What is expected: Copy the data lines verbatim, beginning at the line that contains "x-tick-label: 1968 — [177, 852, 233, 880]" and stopping after the line that contains "x-tick-label: 1988 — [616, 852, 672, 880]".

** BEGIN **

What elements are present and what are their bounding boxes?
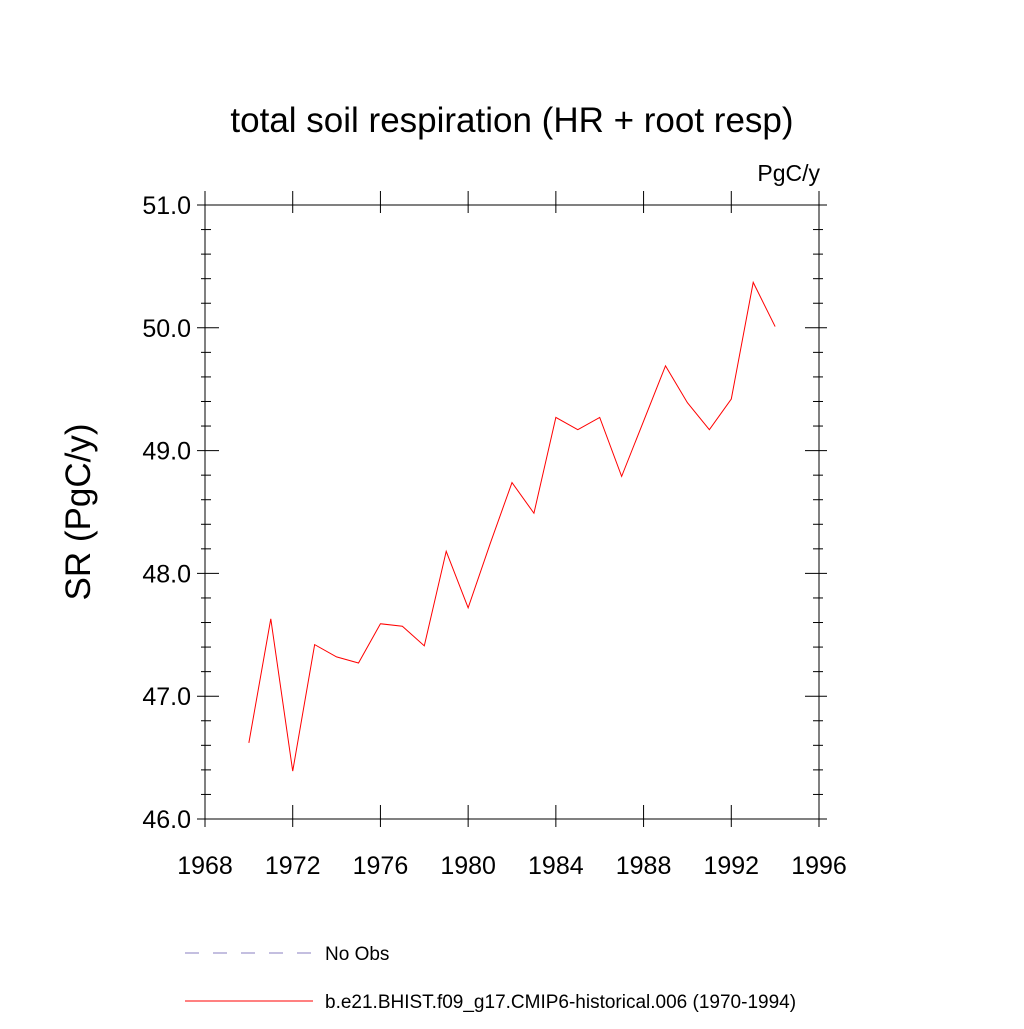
x-tick-label: 1968 — [177, 852, 233, 880]
y-tick-label: 48.0 — [142, 560, 191, 588]
y-tick-label: 51.0 — [142, 192, 191, 220]
legend-label-1: b.e21.BHIST.f09_g17.CMIP6-historical.006… — [325, 992, 796, 1013]
x-tick-label: 1996 — [791, 852, 847, 880]
series-layer — [248, 280, 776, 772]
y-tick-label: 49.0 — [142, 438, 191, 466]
y-tick-label: 50.0 — [142, 315, 191, 343]
y-tick-label: 47.0 — [142, 683, 191, 711]
legend-label-0: No Obs — [325, 944, 389, 965]
x-tick-label: 1972 — [265, 852, 321, 880]
chart-title: total soil respiration (HR + root resp) — [230, 101, 793, 140]
series-line-0 — [248, 280, 776, 772]
y-tick-label: 46.0 — [142, 806, 191, 834]
y-axis-label: SR (PgC/y) — [59, 424, 98, 601]
x-tick-label: 1988 — [616, 852, 672, 880]
legend: No Obs b.e21.BHIST.f09_g17.CMIP6-historic… — [185, 944, 796, 1013]
x-tick-label: 1976 — [353, 852, 409, 880]
units-label: PgC/y — [757, 160, 820, 186]
x-tick-label: 1984 — [528, 852, 584, 880]
plot-frame — [204, 204, 820, 820]
y-axis-ticks: 46.0 47.0 48.0 49.0 50.0 51.0 — [142, 192, 827, 834]
x-tick-label: 1980 — [440, 852, 496, 880]
x-tick-label: 1992 — [703, 852, 759, 880]
x-axis-ticks: 1968 1972 1976 1980 1984 1988 1992 1996 — [177, 191, 847, 880]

** END **

Answer to this problem:
x-tick-label: 1968 — [177, 852, 233, 880]
y-tick-label: 48.0 — [142, 560, 191, 588]
y-tick-label: 51.0 — [142, 192, 191, 220]
legend-label-1: b.e21.BHIST.f09_g17.CMIP6-historical.006… — [325, 992, 796, 1013]
x-tick-label: 1996 — [791, 852, 847, 880]
series-layer — [248, 280, 776, 772]
y-tick-label: 49.0 — [142, 438, 191, 466]
y-tick-label: 50.0 — [142, 315, 191, 343]
y-tick-label: 47.0 — [142, 683, 191, 711]
legend-label-0: No Obs — [325, 944, 389, 965]
x-tick-label: 1972 — [265, 852, 321, 880]
chart-title: total soil respiration (HR + root resp) — [230, 101, 793, 140]
series-line-0 — [248, 280, 776, 772]
y-tick-label: 46.0 — [142, 806, 191, 834]
y-axis-label: SR (PgC/y) — [59, 424, 98, 601]
x-tick-label: 1988 — [616, 852, 672, 880]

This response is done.